*RECORDS FOR THIS TASK:*
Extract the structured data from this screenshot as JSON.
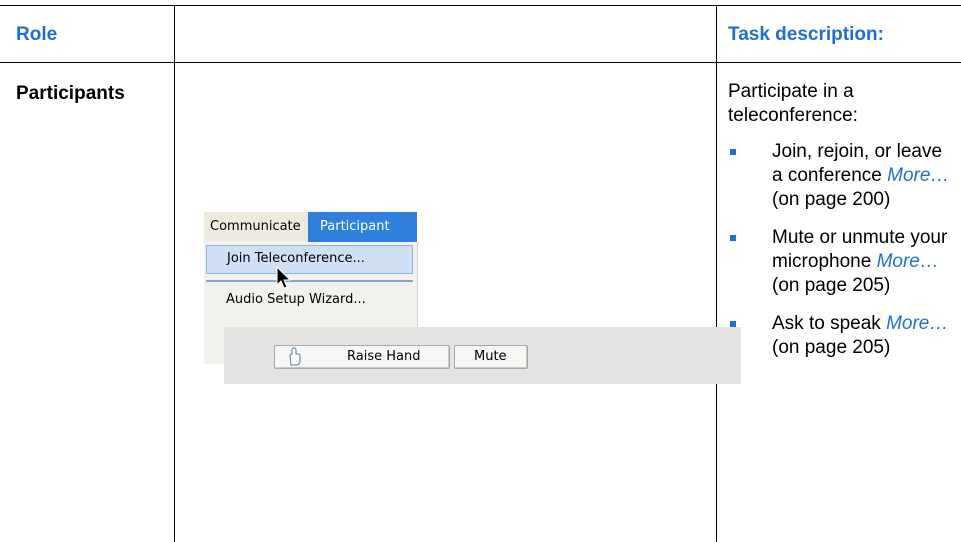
{
  "table": {
    "header": {
      "role": "Role",
      "task": "Task description:"
    },
    "row": {
      "role": "Participants",
      "task_intro": "Participate in a teleconference:",
      "tasks": [
        {
          "text": "Join, rejoin, or leave a conference",
          "link": "More…",
          "ref": "(on page 200)"
        },
        {
          "text": "Mute or unmute your microphone",
          "link": "More…",
          "ref": "(on page 205)"
        },
        {
          "text": "Ask to speak",
          "link": "More…",
          "ref": "(on page 205)"
        }
      ]
    }
  },
  "screenshot": {
    "menu": {
      "communicate": "Communicate",
      "participant": "Participant"
    },
    "dropdown": {
      "join": "Join Teleconference...",
      "audio": "Audio Setup Wizard..."
    },
    "buttons": {
      "raise_hand": "Raise Hand",
      "mute": "Mute"
    },
    "colors": {
      "accent": "#1f6fd1",
      "menu_highlight": "#2f7fdc"
    },
    "icons": {
      "cursor": "arrow-cursor-icon",
      "hand": "raise-hand-icon"
    }
  }
}
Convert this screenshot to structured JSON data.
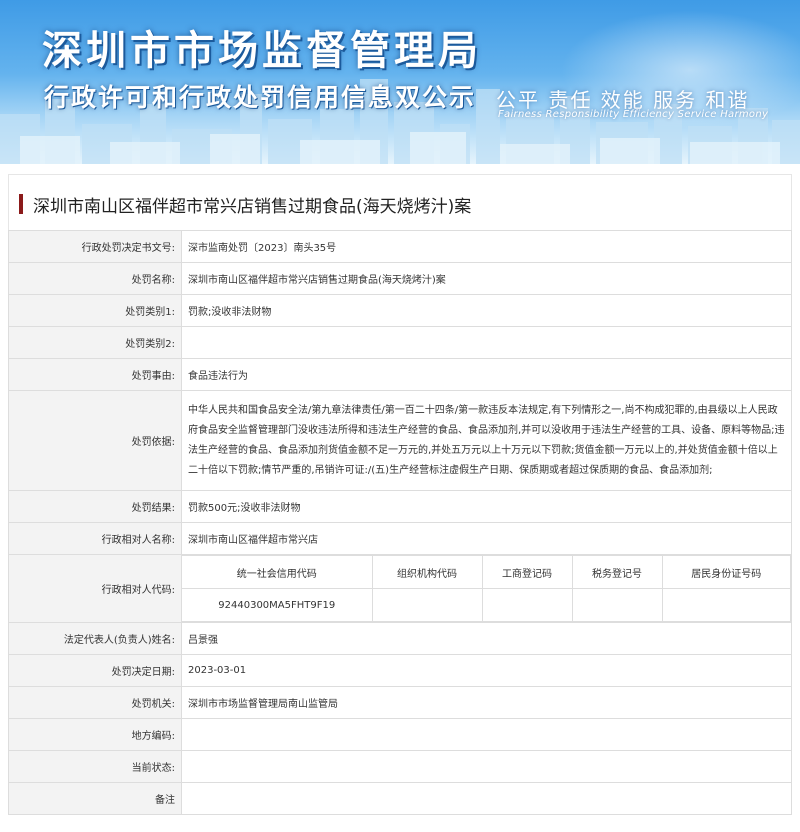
{
  "header": {
    "title": "深圳市市场监督管理局",
    "subtitle": "行政许可和行政处罚信用信息双公示",
    "slogan_cn": "公平  责任  效能  服务  和谐",
    "slogan_en": "Fairness Responsibility Efficiency Service Harmony"
  },
  "case_title": "深圳市南山区福伴超市常兴店销售过期食品(海天烧烤汁)案",
  "fields": {
    "doc_no": {
      "label": "行政处罚决定书文号:",
      "value": "深市监南处罚〔2023〕南头35号"
    },
    "name": {
      "label": "处罚名称:",
      "value": "深圳市南山区福伴超市常兴店销售过期食品(海天烧烤汁)案"
    },
    "cat1": {
      "label": "处罚类别1:",
      "value": "罚款;没收非法财物"
    },
    "cat2": {
      "label": "处罚类别2:",
      "value": ""
    },
    "reason": {
      "label": "处罚事由:",
      "value": "食品违法行为"
    },
    "basis": {
      "label": "处罚依据:",
      "value": "中华人民共和国食品安全法/第九章法律责任/第一百二十四条/第一款违反本法规定,有下列情形之一,尚不构成犯罪的,由县级以上人民政府食品安全监督管理部门没收违法所得和违法生产经营的食品、食品添加剂,并可以没收用于违法生产经营的工具、设备、原料等物品;违法生产经营的食品、食品添加剂货值金额不足一万元的,并处五万元以上十万元以下罚款;货值金额一万元以上的,并处货值金额十倍以上二十倍以下罚款;情节严重的,吊销许可证:/(五)生产经营标注虚假生产日期、保质期或者超过保质期的食品、食品添加剂;"
    },
    "result": {
      "label": "处罚结果:",
      "value": "罚款500元;没收非法财物"
    },
    "party_name": {
      "label": "行政相对人名称:",
      "value": "深圳市南山区福伴超市常兴店"
    },
    "party_code": {
      "label": "行政相对人代码:",
      "headers": [
        "统一社会信用代码",
        "组织机构代码",
        "工商登记码",
        "税务登记号",
        "居民身份证号码"
      ],
      "values": [
        "92440300MA5FHT9F19",
        "",
        "",
        "",
        ""
      ]
    },
    "legal_rep": {
      "label": "法定代表人(负责人)姓名:",
      "value": "吕景强"
    },
    "decision_date": {
      "label": "处罚决定日期:",
      "value": "2023-03-01"
    },
    "authority": {
      "label": "处罚机关:",
      "value": "深圳市市场监督管理局南山监管局"
    },
    "local_code": {
      "label": "地方编码:",
      "value": ""
    },
    "status": {
      "label": "当前状态:",
      "value": ""
    },
    "remark": {
      "label": "备注",
      "value": ""
    }
  },
  "colors": {
    "accent_bar": "#8b1a1a",
    "banner_blue": "#3f9be6",
    "label_bg": "#f3f3f3"
  }
}
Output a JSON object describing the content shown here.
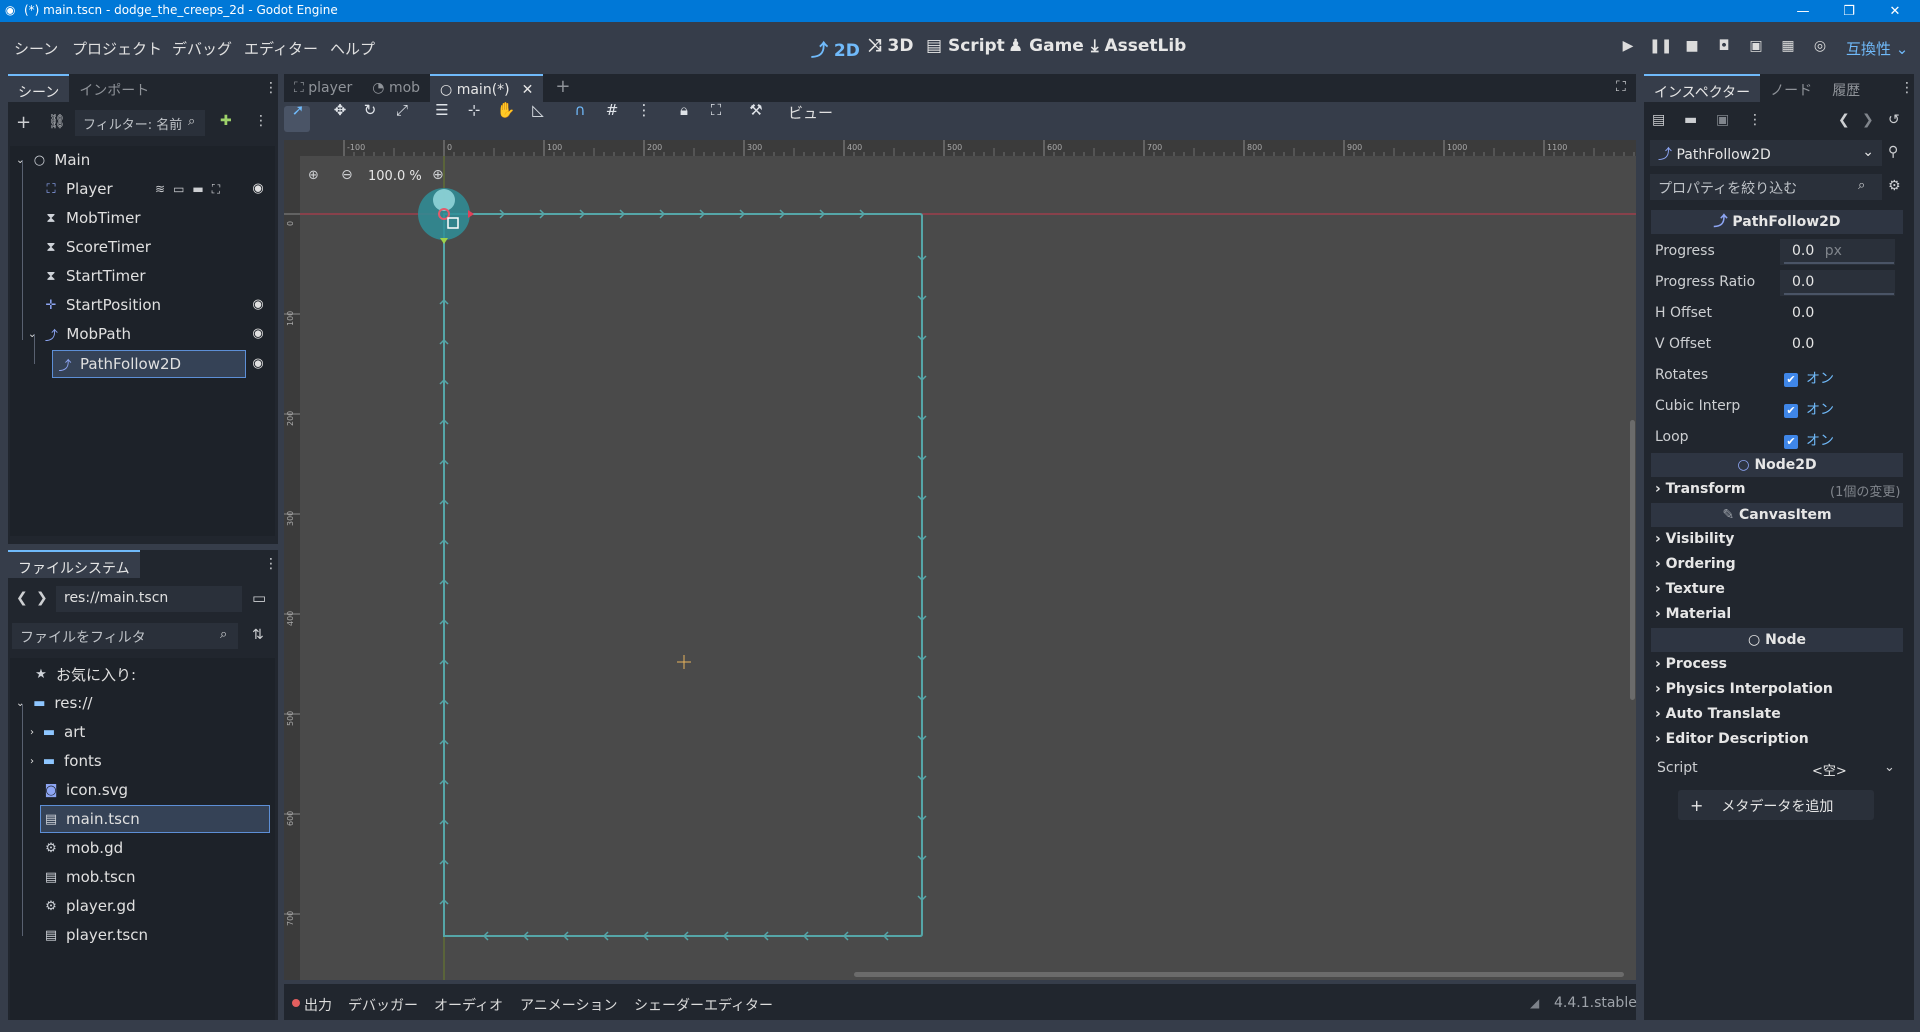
{
  "window": {
    "title": "(*) main.tscn - dodge_the_creeps_2d - Godot Engine"
  },
  "menu": [
    "シーン",
    "プロジェクト",
    "デバッグ",
    "エディター",
    "ヘルプ"
  ],
  "modes": [
    "2D",
    "3D",
    "Script",
    "Game",
    "AssetLib"
  ],
  "compat_label": "互換性",
  "scene_panel": {
    "tabs": [
      "シーン",
      "インポート"
    ],
    "filter_placeholder": "フィルター: 名前",
    "nodes": [
      {
        "name": "Main",
        "icon": "circle-icon"
      },
      {
        "name": "Player",
        "icon": "area-icon"
      },
      {
        "name": "MobTimer",
        "icon": "timer-icon"
      },
      {
        "name": "ScoreTimer",
        "icon": "timer-icon"
      },
      {
        "name": "StartTimer",
        "icon": "timer-icon"
      },
      {
        "name": "StartPosition",
        "icon": "marker-icon"
      },
      {
        "name": "MobPath",
        "icon": "path-icon"
      },
      {
        "name": "PathFollow2D",
        "icon": "path-follow-icon"
      }
    ]
  },
  "fs_panel": {
    "tab": "ファイルシステム",
    "path": "res://main.tscn",
    "filter_placeholder": "ファイルをフィルタ",
    "favorites": "お気に入り:",
    "root": "res://",
    "items": [
      "art",
      "fonts",
      "icon.svg",
      "main.tscn",
      "mob.gd",
      "mob.tscn",
      "player.gd",
      "player.tscn"
    ]
  },
  "editor_tabs": [
    "player",
    "mob",
    "main(*)"
  ],
  "toolbar": {
    "view_label": "ビュー"
  },
  "viewport": {
    "zoom": "100.0 %",
    "ruler_labels": [
      "-100",
      "0",
      "100",
      "200",
      "300",
      "400",
      "500",
      "600",
      "700",
      "800",
      "900",
      "1000",
      "1100"
    ],
    "vruler_labels": [
      "0",
      "100",
      "200",
      "300",
      "400",
      "500",
      "600",
      "700"
    ]
  },
  "bottom_tabs": [
    "出力",
    "デバッガー",
    "オーディオ",
    "アニメーション",
    "シェーダーエディター"
  ],
  "version": "4.4.1.stable",
  "inspector": {
    "tabs": [
      "インスペクター",
      "ノード",
      "履歴"
    ],
    "node_name": "PathFollow2D",
    "filter_placeholder": "プロパティを絞り込む",
    "class": "PathFollow2D",
    "props": [
      {
        "label": "Progress",
        "value": "0.0",
        "unit": "px"
      },
      {
        "label": "Progress Ratio",
        "value": "0.0",
        "unit": ""
      },
      {
        "label": "H Offset",
        "value": "0.0",
        "unit": ""
      },
      {
        "label": "V Offset",
        "value": "0.0",
        "unit": ""
      }
    ],
    "checks": [
      {
        "label": "Rotates",
        "value": "オン"
      },
      {
        "label": "Cubic Interp",
        "value": "オン"
      },
      {
        "label": "Loop",
        "value": "オン"
      }
    ],
    "node2d": "Node2D",
    "transform": "Transform",
    "transform_note": "(1個の変更)",
    "canvasitem": "CanvasItem",
    "canvas_sections": [
      "Visibility",
      "Ordering",
      "Texture",
      "Material"
    ],
    "node": "Node",
    "node_sections": [
      "Process",
      "Physics Interpolation",
      "Auto Translate",
      "Editor Description"
    ],
    "script_label": "Script",
    "script_value": "<空>",
    "add_meta": "メタデータを追加"
  }
}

*PROBLEM TO SOLVE:* Can you retype every record above exactly, leaving out the pictures?

*SOLUTION FOR THIS EXERCISE:*
Extract the structured data from this screenshot as JSON.
{
  "table": {
    "header": {
      "role": "Role",
      "task": "Task description:"
    },
    "row": {
      "role": "Participants",
      "task_intro": "Participate in a teleconference:",
      "tasks": [
        {
          "text": "Join, rejoin, or leave a conference",
          "link": "More…",
          "ref": "(on page 200)"
        },
        {
          "text": "Mute or unmute your microphone",
          "link": "More…",
          "ref": "(on page 205)"
        },
        {
          "text": "Ask to speak",
          "link": "More…",
          "ref": "(on page 205)"
        }
      ]
    }
  },
  "screenshot": {
    "menu": {
      "communicate": "Communicate",
      "participant": "Participant"
    },
    "dropdown": {
      "join": "Join Teleconference...",
      "audio": "Audio Setup Wizard..."
    },
    "buttons": {
      "raise_hand": "Raise Hand",
      "mute": "Mute"
    },
    "colors": {
      "accent": "#1f6fd1",
      "menu_highlight": "#2f7fdc"
    },
    "icons": {
      "cursor": "arrow-cursor-icon",
      "hand": "raise-hand-icon"
    }
  }
}
Convert this screenshot to structured JSON data.
{
  "header": {
    "title": "深圳市市场监督管理局",
    "subtitle": "行政许可和行政处罚信用信息双公示",
    "slogan_cn": "公平  责任  效能  服务  和谐",
    "slogan_en": "Fairness Responsibility Efficiency Service Harmony"
  },
  "case_title": "深圳市南山区福伴超市常兴店销售过期食品(海天烧烤汁)案",
  "fields": {
    "doc_no": {
      "label": "行政处罚决定书文号:",
      "value": "深市监南处罚〔2023〕南头35号"
    },
    "name": {
      "label": "处罚名称:",
      "value": "深圳市南山区福伴超市常兴店销售过期食品(海天烧烤汁)案"
    },
    "cat1": {
      "label": "处罚类别1:",
      "value": "罚款;没收非法财物"
    },
    "cat2": {
      "label": "处罚类别2:",
      "value": ""
    },
    "reason": {
      "label": "处罚事由:",
      "value": "食品违法行为"
    },
    "basis": {
      "label": "处罚依据:",
      "value": "中华人民共和国食品安全法/第九章法律责任/第一百二十四条/第一款违反本法规定,有下列情形之一,尚不构成犯罪的,由县级以上人民政府食品安全监督管理部门没收违法所得和违法生产经营的食品、食品添加剂,并可以没收用于违法生产经营的工具、设备、原料等物品;违法生产经营的食品、食品添加剂货值金额不足一万元的,并处五万元以上十万元以下罚款;货值金额一万元以上的,并处货值金额十倍以上二十倍以下罚款;情节严重的,吊销许可证:/(五)生产经营标注虚假生产日期、保质期或者超过保质期的食品、食品添加剂;"
    },
    "result": {
      "label": "处罚结果:",
      "value": "罚款500元;没收非法财物"
    },
    "party_name": {
      "label": "行政相对人名称:",
      "value": "深圳市南山区福伴超市常兴店"
    },
    "party_code": {
      "label": "行政相对人代码:",
      "headers": [
        "统一社会信用代码",
        "组织机构代码",
        "工商登记码",
        "税务登记号",
        "居民身份证号码"
      ],
      "values": [
        "92440300MA5FHT9F19",
        "",
        "",
        "",
        ""
      ]
    },
    "legal_rep": {
      "label": "法定代表人(负责人)姓名:",
      "value": "吕景强"
    },
    "decision_date": {
      "label": "处罚决定日期:",
      "value": "2023-03-01"
    },
    "authority": {
      "label": "处罚机关:",
      "value": "深圳市市场监督管理局南山监管局"
    },
    "local_code": {
      "label": "地方编码:",
      "value": ""
    },
    "status": {
      "label": "当前状态:",
      "value": ""
    },
    "remark": {
      "label": "备注",
      "value": ""
    }
  },
  "colors": {
    "accent_bar": "#8b1a1a",
    "banner_blue": "#3f9be6",
    "label_bg": "#f3f3f3"
  }
}
Output a JSON object describing the content shown here.
{
  "window": {
    "title": "(*) main.tscn - dodge_the_creeps_2d - Godot Engine"
  },
  "menu": [
    "シーン",
    "プロジェクト",
    "デバッグ",
    "エディター",
    "ヘルプ"
  ],
  "modes": [
    "2D",
    "3D",
    "Script",
    "Game",
    "AssetLib"
  ],
  "compat_label": "互換性",
  "scene_panel": {
    "tabs": [
      "シーン",
      "インポート"
    ],
    "filter_placeholder": "フィルター: 名前",
    "nodes": [
      {
        "name": "Main",
        "icon": "circle-icon"
      },
      {
        "name": "Player",
        "icon": "area-icon"
      },
      {
        "name": "MobTimer",
        "icon": "timer-icon"
      },
      {
        "name": "ScoreTimer",
        "icon": "timer-icon"
      },
      {
        "name": "StartTimer",
        "icon": "timer-icon"
      },
      {
        "name": "StartPosition",
        "icon": "marker-icon"
      },
      {
        "name": "MobPath",
        "icon": "path-icon"
      },
      {
        "name": "PathFollow2D",
        "icon": "path-follow-icon"
      }
    ]
  },
  "fs_panel": {
    "tab": "ファイルシステム",
    "path": "res://main.tscn",
    "filter_placeholder": "ファイルをフィルタ",
    "favorites": "お気に入り:",
    "root": "res://",
    "items": [
      "art",
      "fonts",
      "icon.svg",
      "main.tscn",
      "mob.gd",
      "mob.tscn",
      "player.gd",
      "player.tscn"
    ]
  },
  "editor_tabs": [
    "player",
    "mob",
    "main(*)"
  ],
  "toolbar": {
    "view_label": "ビュー"
  },
  "viewport": {
    "zoom": "100.0 %",
    "ruler_labels": [
      "-100",
      "0",
      "100",
      "200",
      "300",
      "400",
      "500",
      "600",
      "700",
      "800",
      "900",
      "1000",
      "1100"
    ],
    "vruler_labels": [
      "0",
      "100",
      "200",
      "300",
      "400",
      "500",
      "600",
      "700"
    ]
  },
  "bottom_tabs": [
    "出力",
    "デバッガー",
    "オーディオ",
    "アニメーション",
    "シェーダーエディター"
  ],
  "version": "4.4.1.stable",
  "inspector": {
    "tabs": [
      "インスペクター",
      "ノード",
      "履歴"
    ],
    "node_name": "PathFollow2D",
    "filter_placeholder": "プロパティを絞り込む",
    "class": "PathFollow2D",
    "props": [
      {
        "label": "Progress",
        "value": "0.0",
        "unit": "px"
      },
      {
        "label": "Progress Ratio",
        "value": "0.0",
        "unit": ""
      },
      {
        "label": "H Offset",
        "value": "0.0",
        "unit": ""
      },
      {
        "label": "V Offset",
        "value": "0.0",
        "unit": ""
      }
    ],
    "checks": [
      {
        "label": "Rotates",
        "value": "オン"
      },
      {
        "label": "Cubic Interp",
        "value": "オン"
      },
      {
        "label": "Loop",
        "value": "オン"
      }
    ],
    "node2d": "Node2D",
    "transform": "Transform",
    "transform_note": "(1個の変更)",
    "canvasitem": "CanvasItem",
    "canvas_sections": [
      "Visibility",
      "Ordering",
      "Texture",
      "Material"
    ],
    "node": "Node",
    "node_sections": [
      "Process",
      "Physics Interpolation",
      "Auto Translate",
      "Editor Description"
    ],
    "script_label": "Script",
    "script_value": "<空>",
    "add_meta": "メタデータを追加"
  }
}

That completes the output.